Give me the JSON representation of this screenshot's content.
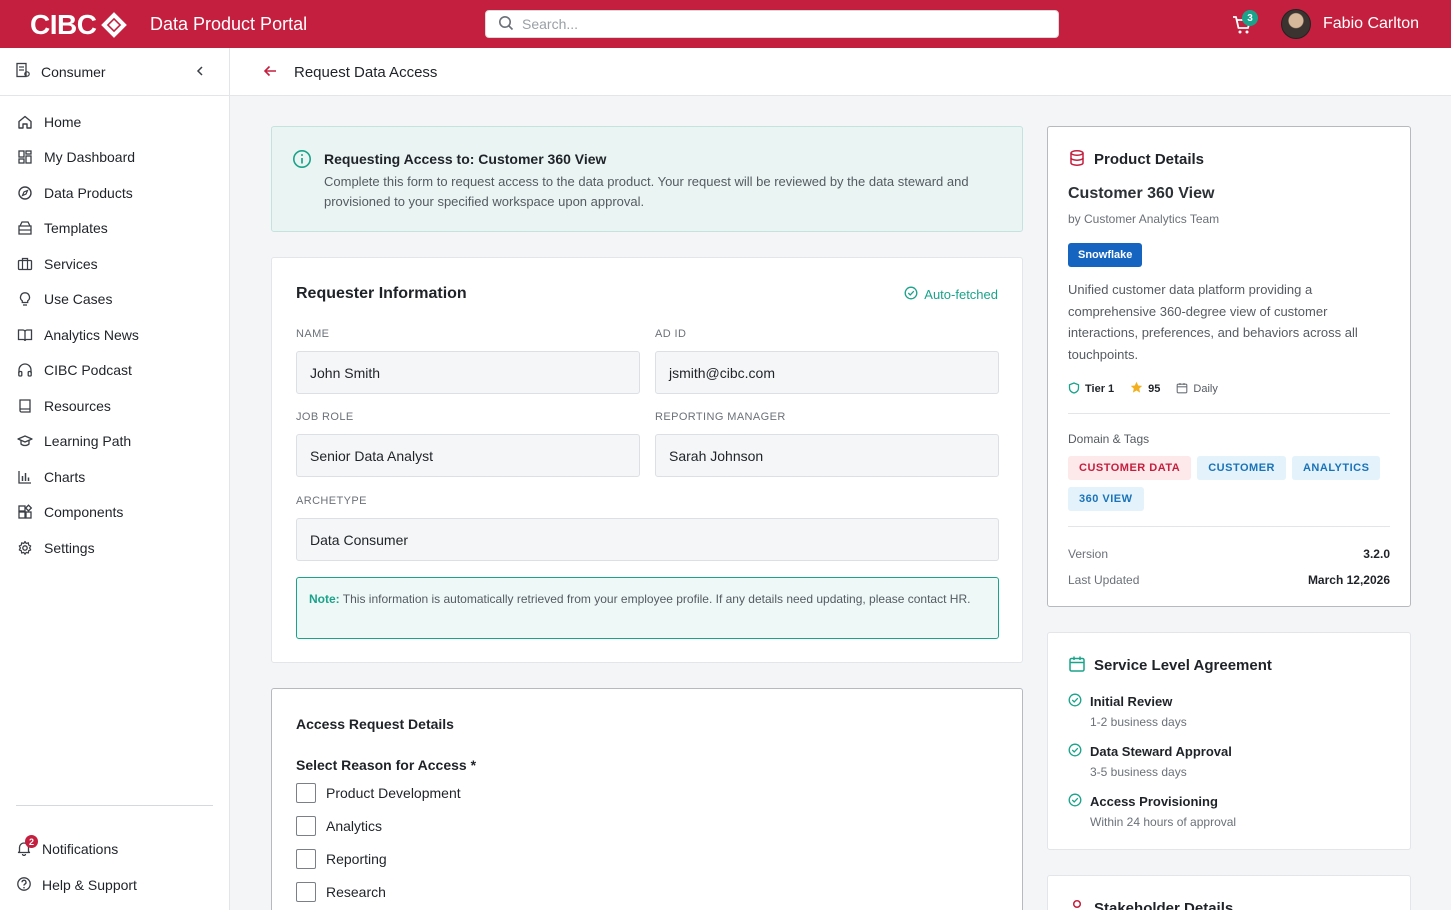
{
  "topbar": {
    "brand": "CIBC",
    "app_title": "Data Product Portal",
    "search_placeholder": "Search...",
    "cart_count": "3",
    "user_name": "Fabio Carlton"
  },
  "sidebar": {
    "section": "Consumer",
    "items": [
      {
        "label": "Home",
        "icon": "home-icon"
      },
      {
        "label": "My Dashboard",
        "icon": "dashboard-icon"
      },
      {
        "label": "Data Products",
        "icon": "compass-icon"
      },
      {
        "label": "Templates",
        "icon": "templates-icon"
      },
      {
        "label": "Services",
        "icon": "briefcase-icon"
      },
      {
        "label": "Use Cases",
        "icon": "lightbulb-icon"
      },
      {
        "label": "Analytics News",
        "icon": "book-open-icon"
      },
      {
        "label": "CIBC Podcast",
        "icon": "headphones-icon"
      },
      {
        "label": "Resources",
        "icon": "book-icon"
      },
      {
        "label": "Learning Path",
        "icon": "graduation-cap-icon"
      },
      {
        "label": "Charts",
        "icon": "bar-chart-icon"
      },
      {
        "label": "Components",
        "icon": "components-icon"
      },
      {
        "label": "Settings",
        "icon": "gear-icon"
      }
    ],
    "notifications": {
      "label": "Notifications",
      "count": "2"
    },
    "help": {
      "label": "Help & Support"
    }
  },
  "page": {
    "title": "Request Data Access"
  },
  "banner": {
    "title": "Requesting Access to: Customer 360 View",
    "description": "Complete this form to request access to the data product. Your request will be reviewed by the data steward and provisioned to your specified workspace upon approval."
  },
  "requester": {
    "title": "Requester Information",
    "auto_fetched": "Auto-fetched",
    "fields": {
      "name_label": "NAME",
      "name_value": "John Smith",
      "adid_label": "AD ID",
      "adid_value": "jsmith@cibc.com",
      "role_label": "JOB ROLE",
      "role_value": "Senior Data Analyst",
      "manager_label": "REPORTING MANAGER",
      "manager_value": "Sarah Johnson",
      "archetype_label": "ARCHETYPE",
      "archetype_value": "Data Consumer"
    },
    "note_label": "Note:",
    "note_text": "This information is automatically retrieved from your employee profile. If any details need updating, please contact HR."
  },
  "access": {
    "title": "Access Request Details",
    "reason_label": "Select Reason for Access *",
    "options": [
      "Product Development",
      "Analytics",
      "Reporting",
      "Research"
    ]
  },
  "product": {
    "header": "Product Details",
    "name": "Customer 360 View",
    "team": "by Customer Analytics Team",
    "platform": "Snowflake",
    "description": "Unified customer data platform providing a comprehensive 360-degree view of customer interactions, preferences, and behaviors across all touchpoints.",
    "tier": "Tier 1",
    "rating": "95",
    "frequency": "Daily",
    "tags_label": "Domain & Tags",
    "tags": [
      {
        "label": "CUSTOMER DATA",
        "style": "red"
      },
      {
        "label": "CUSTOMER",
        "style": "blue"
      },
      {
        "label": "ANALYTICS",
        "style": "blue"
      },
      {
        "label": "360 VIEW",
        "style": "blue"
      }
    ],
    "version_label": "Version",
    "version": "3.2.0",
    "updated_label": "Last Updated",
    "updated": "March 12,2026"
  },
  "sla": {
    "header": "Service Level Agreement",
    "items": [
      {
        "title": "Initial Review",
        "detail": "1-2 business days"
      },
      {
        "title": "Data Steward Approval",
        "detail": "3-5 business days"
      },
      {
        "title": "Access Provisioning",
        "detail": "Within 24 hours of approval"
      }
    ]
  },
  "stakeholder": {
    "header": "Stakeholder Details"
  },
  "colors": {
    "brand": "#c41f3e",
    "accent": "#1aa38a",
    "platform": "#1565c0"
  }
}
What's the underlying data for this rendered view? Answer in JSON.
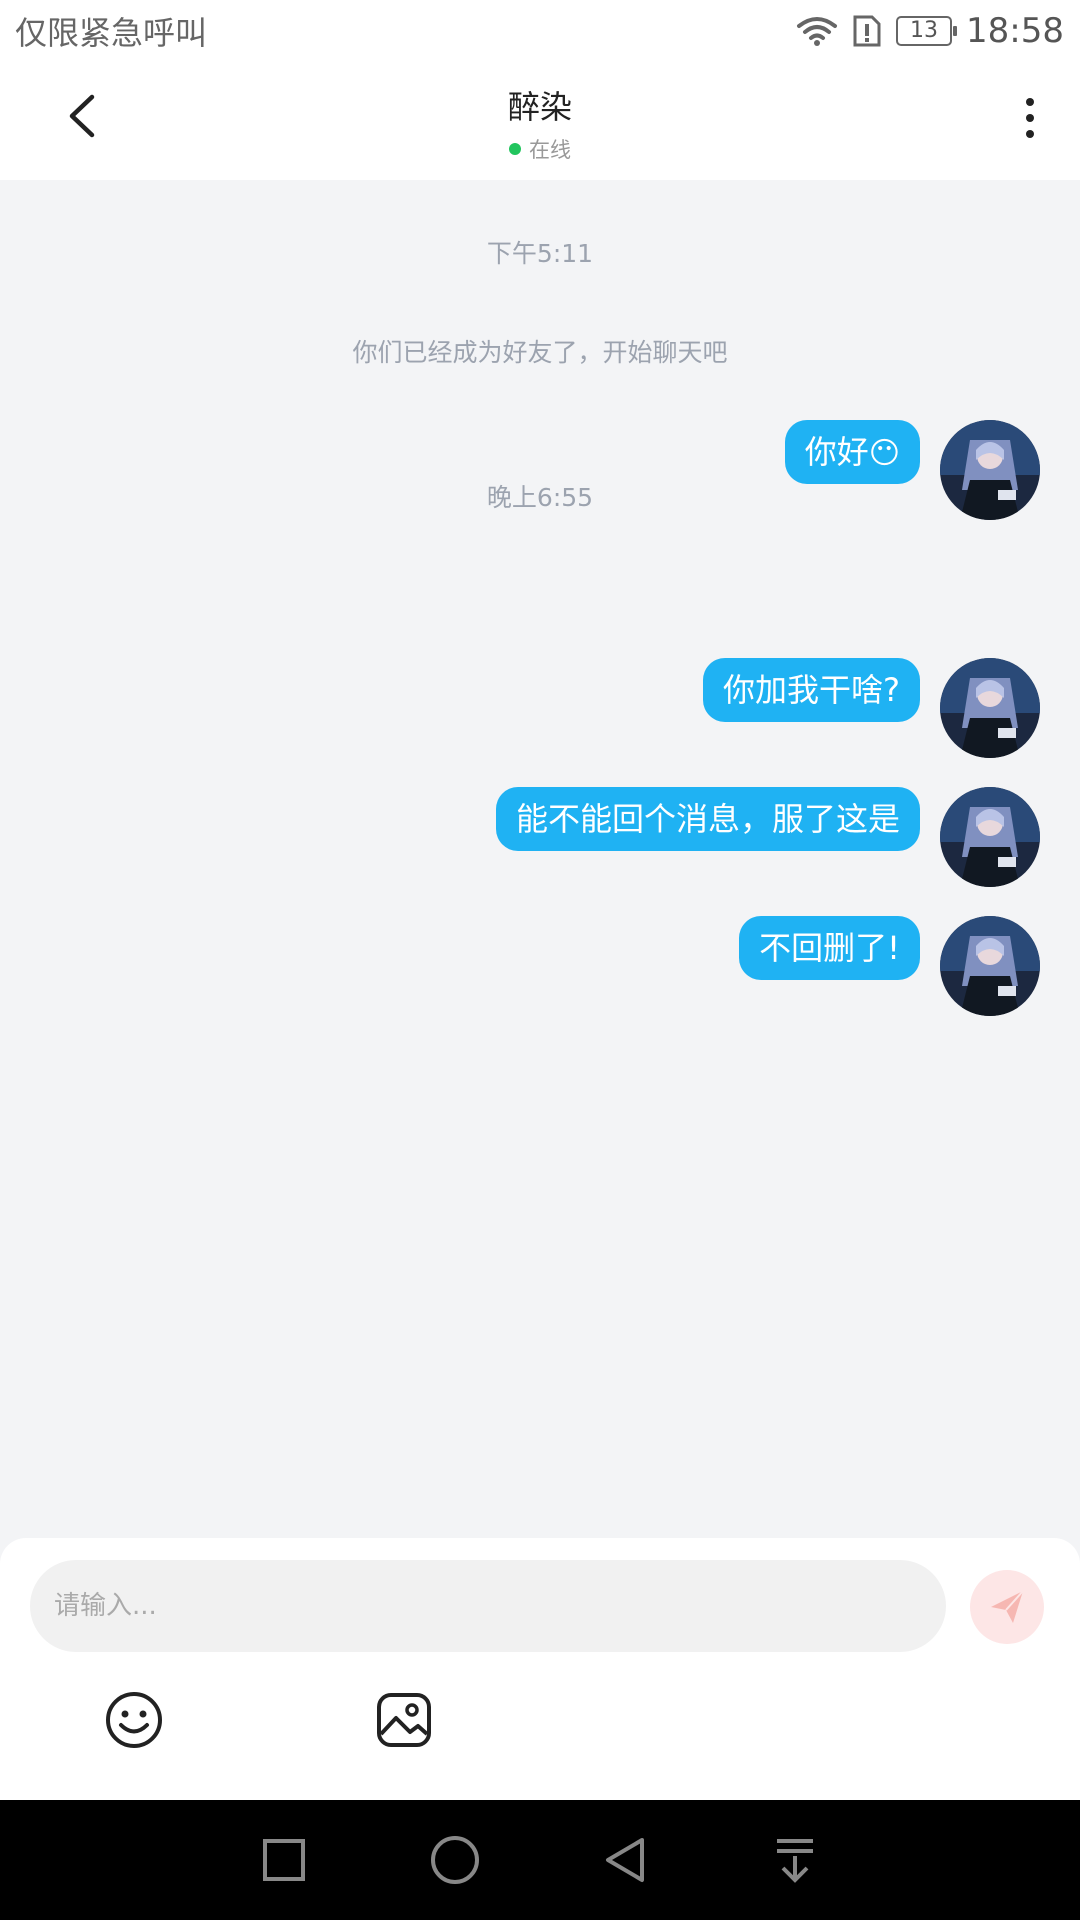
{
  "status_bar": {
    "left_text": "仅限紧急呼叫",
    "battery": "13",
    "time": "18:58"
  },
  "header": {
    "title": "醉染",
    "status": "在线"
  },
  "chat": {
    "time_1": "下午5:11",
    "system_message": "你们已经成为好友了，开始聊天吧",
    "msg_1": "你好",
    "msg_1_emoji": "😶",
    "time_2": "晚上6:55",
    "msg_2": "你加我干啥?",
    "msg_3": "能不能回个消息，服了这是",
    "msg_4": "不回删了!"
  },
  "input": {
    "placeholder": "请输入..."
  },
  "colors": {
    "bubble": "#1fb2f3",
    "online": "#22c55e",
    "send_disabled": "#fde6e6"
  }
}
◆ ◆ ◆ ◆ ◆ ◆ ◆
## [Aim]
Except for the pictures, reproduce every line exactly.

## [Task output]
Give me the JSON representation of this screenshot's content.
{
  "topbar": {
    "brand": "CIBC",
    "app_title": "Data Product Portal",
    "search_placeholder": "Search...",
    "cart_count": "3",
    "user_name": "Fabio Carlton"
  },
  "sidebar": {
    "section": "Consumer",
    "items": [
      {
        "label": "Home",
        "icon": "home-icon"
      },
      {
        "label": "My Dashboard",
        "icon": "dashboard-icon"
      },
      {
        "label": "Data Products",
        "icon": "compass-icon"
      },
      {
        "label": "Templates",
        "icon": "templates-icon"
      },
      {
        "label": "Services",
        "icon": "briefcase-icon"
      },
      {
        "label": "Use Cases",
        "icon": "lightbulb-icon"
      },
      {
        "label": "Analytics News",
        "icon": "book-open-icon"
      },
      {
        "label": "CIBC Podcast",
        "icon": "headphones-icon"
      },
      {
        "label": "Resources",
        "icon": "book-icon"
      },
      {
        "label": "Learning Path",
        "icon": "graduation-cap-icon"
      },
      {
        "label": "Charts",
        "icon": "bar-chart-icon"
      },
      {
        "label": "Components",
        "icon": "components-icon"
      },
      {
        "label": "Settings",
        "icon": "gear-icon"
      }
    ],
    "notifications": {
      "label": "Notifications",
      "count": "2"
    },
    "help": {
      "label": "Help & Support"
    }
  },
  "page": {
    "title": "Request Data Access"
  },
  "banner": {
    "title": "Requesting Access to: Customer 360 View",
    "description": "Complete this form to request access to the data product. Your request will be reviewed by the data steward and provisioned to your specified workspace upon approval."
  },
  "requester": {
    "title": "Requester Information",
    "auto_fetched": "Auto-fetched",
    "fields": {
      "name_label": "NAME",
      "name_value": "John Smith",
      "adid_label": "AD ID",
      "adid_value": "jsmith@cibc.com",
      "role_label": "JOB ROLE",
      "role_value": "Senior Data Analyst",
      "manager_label": "REPORTING MANAGER",
      "manager_value": "Sarah Johnson",
      "archetype_label": "ARCHETYPE",
      "archetype_value": "Data Consumer"
    },
    "note_label": "Note:",
    "note_text": "This information is automatically retrieved from your employee profile. If any details need updating, please contact HR."
  },
  "access": {
    "title": "Access Request Details",
    "reason_label": "Select Reason for Access *",
    "options": [
      "Product Development",
      "Analytics",
      "Reporting",
      "Research"
    ]
  },
  "product": {
    "header": "Product Details",
    "name": "Customer 360 View",
    "team": "by Customer Analytics Team",
    "platform": "Snowflake",
    "description": "Unified customer data platform providing a comprehensive 360-degree view of customer interactions, preferences, and behaviors across all touchpoints.",
    "tier": "Tier 1",
    "rating": "95",
    "frequency": "Daily",
    "tags_label": "Domain & Tags",
    "tags": [
      {
        "label": "CUSTOMER DATA",
        "style": "red"
      },
      {
        "label": "CUSTOMER",
        "style": "blue"
      },
      {
        "label": "ANALYTICS",
        "style": "blue"
      },
      {
        "label": "360 VIEW",
        "style": "blue"
      }
    ],
    "version_label": "Version",
    "version": "3.2.0",
    "updated_label": "Last Updated",
    "updated": "March 12,2026"
  },
  "sla": {
    "header": "Service Level Agreement",
    "items": [
      {
        "title": "Initial Review",
        "detail": "1-2 business days"
      },
      {
        "title": "Data Steward Approval",
        "detail": "3-5 business days"
      },
      {
        "title": "Access Provisioning",
        "detail": "Within 24 hours of approval"
      }
    ]
  },
  "stakeholder": {
    "header": "Stakeholder Details"
  },
  "colors": {
    "brand": "#c41f3e",
    "accent": "#1aa38a",
    "platform": "#1565c0"
  }
}
What's the underlying data for this rendered view? Answer in JSON.
{
  "status_bar": {
    "left_text": "仅限紧急呼叫",
    "battery": "13",
    "time": "18:58"
  },
  "header": {
    "title": "醉染",
    "status": "在线"
  },
  "chat": {
    "time_1": "下午5:11",
    "system_message": "你们已经成为好友了，开始聊天吧",
    "msg_1": "你好",
    "msg_1_emoji": "😶",
    "time_2": "晚上6:55",
    "msg_2": "你加我干啥?",
    "msg_3": "能不能回个消息，服了这是",
    "msg_4": "不回删了!"
  },
  "input": {
    "placeholder": "请输入..."
  },
  "colors": {
    "bubble": "#1fb2f3",
    "online": "#22c55e",
    "send_disabled": "#fde6e6"
  }
}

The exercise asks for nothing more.